_Work required:_ Beginning with the line that holds "Read out every word on this page.", set down each line of the data below through the very last, exactly as given, and nothing beyond that.

_Stored records:_
start

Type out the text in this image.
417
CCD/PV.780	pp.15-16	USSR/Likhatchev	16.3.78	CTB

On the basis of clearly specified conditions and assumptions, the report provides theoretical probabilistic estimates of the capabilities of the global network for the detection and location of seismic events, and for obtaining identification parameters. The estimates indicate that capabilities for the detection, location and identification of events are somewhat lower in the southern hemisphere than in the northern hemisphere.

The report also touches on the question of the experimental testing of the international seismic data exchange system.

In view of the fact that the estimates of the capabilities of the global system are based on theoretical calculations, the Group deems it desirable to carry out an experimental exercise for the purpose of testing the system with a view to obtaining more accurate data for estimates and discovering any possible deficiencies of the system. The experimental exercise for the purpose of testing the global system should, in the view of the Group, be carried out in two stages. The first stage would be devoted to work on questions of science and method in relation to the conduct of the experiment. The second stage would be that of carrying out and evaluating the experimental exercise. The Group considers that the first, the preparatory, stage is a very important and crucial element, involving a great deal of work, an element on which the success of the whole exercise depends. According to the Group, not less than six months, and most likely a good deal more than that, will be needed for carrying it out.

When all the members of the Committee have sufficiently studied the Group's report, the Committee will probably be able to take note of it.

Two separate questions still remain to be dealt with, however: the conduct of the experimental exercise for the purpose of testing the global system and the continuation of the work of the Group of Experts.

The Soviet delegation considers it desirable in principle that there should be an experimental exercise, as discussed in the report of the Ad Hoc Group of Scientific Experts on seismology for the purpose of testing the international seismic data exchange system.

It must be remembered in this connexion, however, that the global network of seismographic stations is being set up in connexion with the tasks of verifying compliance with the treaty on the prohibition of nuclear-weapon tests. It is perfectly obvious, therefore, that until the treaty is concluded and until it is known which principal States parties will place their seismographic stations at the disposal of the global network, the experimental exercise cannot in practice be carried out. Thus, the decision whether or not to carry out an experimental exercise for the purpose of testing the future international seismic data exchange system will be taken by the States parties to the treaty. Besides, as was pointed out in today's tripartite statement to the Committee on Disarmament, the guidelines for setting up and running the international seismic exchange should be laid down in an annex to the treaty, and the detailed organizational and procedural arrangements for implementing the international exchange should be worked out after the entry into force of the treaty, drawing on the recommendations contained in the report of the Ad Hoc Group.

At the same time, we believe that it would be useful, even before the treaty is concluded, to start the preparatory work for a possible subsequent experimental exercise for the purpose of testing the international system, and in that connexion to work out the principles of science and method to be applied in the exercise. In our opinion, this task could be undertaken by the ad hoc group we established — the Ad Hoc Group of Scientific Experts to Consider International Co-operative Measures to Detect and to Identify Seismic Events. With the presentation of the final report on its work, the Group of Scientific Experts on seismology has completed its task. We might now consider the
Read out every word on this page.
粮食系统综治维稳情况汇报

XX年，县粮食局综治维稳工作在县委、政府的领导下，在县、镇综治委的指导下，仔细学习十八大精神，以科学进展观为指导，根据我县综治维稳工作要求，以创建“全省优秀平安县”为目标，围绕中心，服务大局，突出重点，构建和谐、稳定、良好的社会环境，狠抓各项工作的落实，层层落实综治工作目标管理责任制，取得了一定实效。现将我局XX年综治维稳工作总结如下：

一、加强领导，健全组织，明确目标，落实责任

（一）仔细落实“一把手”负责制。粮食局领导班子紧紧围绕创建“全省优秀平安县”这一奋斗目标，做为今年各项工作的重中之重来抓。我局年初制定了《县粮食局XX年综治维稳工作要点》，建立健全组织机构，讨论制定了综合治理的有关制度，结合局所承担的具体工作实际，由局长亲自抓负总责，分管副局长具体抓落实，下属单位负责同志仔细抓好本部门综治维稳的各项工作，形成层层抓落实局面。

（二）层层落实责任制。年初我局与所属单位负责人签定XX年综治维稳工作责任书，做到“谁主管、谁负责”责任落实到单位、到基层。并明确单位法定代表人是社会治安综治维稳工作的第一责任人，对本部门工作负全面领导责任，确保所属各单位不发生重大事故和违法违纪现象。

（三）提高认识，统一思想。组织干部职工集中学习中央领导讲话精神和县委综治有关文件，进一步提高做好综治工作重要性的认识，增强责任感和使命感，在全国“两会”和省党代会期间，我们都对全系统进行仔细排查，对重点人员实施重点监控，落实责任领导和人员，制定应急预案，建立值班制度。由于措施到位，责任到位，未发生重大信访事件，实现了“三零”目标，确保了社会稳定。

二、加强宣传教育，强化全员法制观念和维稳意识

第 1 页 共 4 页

end

_Task answer:_
Read out every word on this page.
粮食系统综治维稳情况汇报

XX年，县粮食局综治维稳工作在县委、政府的领导下，在县、镇综治委的指导下，仔细学习十八大精神，以科学进展观为指导，根据我县综治维稳工作要求，以创建“全省优秀平安县”为目标，围绕中心，服务大局，突出重点，构建和谐、稳定、良好的社会环境，狠抓各项工作的落实，层层落实综治工作目标管理责任制，取得了一定实效。现将我局XX年综治维稳工作总结如下：

一、加强领导，健全组织，明确目标，落实责任

（一）仔细落实“一把手”负责制。粮食局领导班子紧紧围绕创建“全省优秀平安县”这一奋斗目标，做为今年各项工作的重中之重来抓。我局年初制定了《县粮食局XX年综治维稳工作要点》，建立健全组织机构，讨论制定了综合治理的有关制度，结合局所承担的具体工作实际，由局长亲自抓负总责，分管副局长具体抓落实，下属单位负责同志仔细抓好本部门综治维稳的各项工作，形成层层抓落实局面。

（二）层层落实责任制。年初我局与所属单位负责人签定XX年综治维稳工作责任书，做到“谁主管、谁负责”责任落实到单位、到基层。并明确单位法定代表人是社会治安综治维稳工作的第一责任人，对本部门工作负全面领导责任，确保所属各单位不发生重大事故和违法违纪现象。

（三）提高认识，统一思想。组织干部职工集中学习中央领导讲话精神和县委综治有关文件，进一步提高做好综治工作重要性的认识，增强责任感和使命感，在全国“两会”和省党代会期间，我们都对全系统进行仔细排查，对重点人员实施重点监控，落实责任领导和人员，制定应急预案，建立值班制度。由于措施到位，责任到位，未发生重大信访事件，实现了“三零”目标，确保了社会稳定。

二、加强宣传教育，强化全员法制观念和维稳意识

第 1 页 共 4 页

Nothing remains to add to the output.